#### Supplied material ####

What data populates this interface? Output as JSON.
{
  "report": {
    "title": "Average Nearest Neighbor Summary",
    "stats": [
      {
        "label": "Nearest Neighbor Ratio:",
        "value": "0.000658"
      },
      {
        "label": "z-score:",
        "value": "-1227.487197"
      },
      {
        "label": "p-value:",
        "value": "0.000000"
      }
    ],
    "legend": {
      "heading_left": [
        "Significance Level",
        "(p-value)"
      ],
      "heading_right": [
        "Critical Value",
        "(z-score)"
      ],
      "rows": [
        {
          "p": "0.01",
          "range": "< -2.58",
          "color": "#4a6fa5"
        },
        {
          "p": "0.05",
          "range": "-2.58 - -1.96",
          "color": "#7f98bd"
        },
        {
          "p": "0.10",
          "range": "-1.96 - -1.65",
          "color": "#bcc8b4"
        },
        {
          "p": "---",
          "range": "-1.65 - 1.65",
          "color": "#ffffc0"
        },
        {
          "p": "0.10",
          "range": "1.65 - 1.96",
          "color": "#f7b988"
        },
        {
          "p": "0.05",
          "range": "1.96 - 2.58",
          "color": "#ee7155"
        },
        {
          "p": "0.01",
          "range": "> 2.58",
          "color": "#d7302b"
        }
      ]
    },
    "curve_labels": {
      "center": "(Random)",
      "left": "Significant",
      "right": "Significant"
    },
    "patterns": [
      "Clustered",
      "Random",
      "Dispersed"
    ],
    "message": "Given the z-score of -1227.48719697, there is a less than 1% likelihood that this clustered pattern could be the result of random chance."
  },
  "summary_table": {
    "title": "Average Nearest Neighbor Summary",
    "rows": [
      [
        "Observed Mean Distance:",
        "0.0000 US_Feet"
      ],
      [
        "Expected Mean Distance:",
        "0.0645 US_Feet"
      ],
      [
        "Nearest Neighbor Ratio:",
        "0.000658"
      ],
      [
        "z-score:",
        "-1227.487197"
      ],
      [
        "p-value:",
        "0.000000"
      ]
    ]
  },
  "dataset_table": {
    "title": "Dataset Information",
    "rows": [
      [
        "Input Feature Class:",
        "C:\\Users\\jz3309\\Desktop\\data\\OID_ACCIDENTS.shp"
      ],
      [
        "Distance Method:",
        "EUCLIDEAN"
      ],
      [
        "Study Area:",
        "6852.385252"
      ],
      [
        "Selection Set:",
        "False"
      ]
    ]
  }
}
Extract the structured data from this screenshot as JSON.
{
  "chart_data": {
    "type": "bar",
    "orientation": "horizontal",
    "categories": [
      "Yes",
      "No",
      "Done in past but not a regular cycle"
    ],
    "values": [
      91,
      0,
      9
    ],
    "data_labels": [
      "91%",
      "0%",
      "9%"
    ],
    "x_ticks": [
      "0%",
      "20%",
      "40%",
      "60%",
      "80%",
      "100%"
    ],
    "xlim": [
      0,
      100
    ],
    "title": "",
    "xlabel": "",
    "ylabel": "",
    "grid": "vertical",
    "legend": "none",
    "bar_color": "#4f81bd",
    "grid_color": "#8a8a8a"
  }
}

####

Task prompt
Return, word for word, each line from the line that contains "Extract the structured" to the end of the listing above; include both end lines and nothing else.

Answer for the task
Extract the structured data from this screenshot as JSON.
{
  "chart_data": {
    "type": "bar",
    "orientation": "horizontal",
    "categories": [
      "Yes",
      "No",
      "Done in past but not a regular cycle"
    ],
    "values": [
      91,
      0,
      9
    ],
    "data_labels": [
      "91%",
      "0%",
      "9%"
    ],
    "x_ticks": [
      "0%",
      "20%",
      "40%",
      "60%",
      "80%",
      "100%"
    ],
    "xlim": [
      0,
      100
    ],
    "title": "",
    "xlabel": "",
    "ylabel": "",
    "grid": "vertical",
    "legend": "none",
    "bar_color": "#4f81bd",
    "grid_color": "#8a8a8a"
  }
}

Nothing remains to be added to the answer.